Written problem: Examine the material below. Gather every line in which the string "muelles" appears.

Data for this exercise:
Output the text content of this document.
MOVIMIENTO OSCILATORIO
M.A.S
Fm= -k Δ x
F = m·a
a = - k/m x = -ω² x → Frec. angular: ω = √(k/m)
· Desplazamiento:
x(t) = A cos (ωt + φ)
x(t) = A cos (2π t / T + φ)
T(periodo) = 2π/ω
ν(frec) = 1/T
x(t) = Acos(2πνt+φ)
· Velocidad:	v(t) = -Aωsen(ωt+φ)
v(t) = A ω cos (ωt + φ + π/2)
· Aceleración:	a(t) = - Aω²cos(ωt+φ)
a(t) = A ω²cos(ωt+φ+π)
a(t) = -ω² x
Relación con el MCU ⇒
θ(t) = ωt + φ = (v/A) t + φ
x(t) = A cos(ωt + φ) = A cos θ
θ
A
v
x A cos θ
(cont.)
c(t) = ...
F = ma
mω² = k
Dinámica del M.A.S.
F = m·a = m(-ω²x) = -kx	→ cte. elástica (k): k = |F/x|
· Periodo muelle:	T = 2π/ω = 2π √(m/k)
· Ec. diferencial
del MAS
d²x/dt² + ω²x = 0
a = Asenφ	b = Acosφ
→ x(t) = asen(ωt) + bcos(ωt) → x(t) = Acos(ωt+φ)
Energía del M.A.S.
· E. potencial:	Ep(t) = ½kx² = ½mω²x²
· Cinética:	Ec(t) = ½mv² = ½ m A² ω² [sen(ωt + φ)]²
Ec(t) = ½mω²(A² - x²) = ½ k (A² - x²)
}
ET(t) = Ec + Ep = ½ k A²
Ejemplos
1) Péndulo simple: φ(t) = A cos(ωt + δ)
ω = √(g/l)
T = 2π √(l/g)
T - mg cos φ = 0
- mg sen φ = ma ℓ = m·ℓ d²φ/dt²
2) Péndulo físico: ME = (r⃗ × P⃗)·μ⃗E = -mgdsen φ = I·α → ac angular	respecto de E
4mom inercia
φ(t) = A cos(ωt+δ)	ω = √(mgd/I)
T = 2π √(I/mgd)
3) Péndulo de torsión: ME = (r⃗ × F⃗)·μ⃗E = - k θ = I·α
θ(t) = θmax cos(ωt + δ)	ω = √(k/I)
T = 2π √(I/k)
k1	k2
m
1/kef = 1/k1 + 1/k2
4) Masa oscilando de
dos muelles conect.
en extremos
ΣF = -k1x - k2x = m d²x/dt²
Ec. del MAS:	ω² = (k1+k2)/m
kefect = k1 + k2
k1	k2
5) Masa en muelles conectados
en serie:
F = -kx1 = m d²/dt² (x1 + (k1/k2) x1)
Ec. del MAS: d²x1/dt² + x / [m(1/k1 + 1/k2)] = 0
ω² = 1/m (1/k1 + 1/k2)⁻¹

Reply to the task:
dos muelles conect.
5) Masa en muelles conectados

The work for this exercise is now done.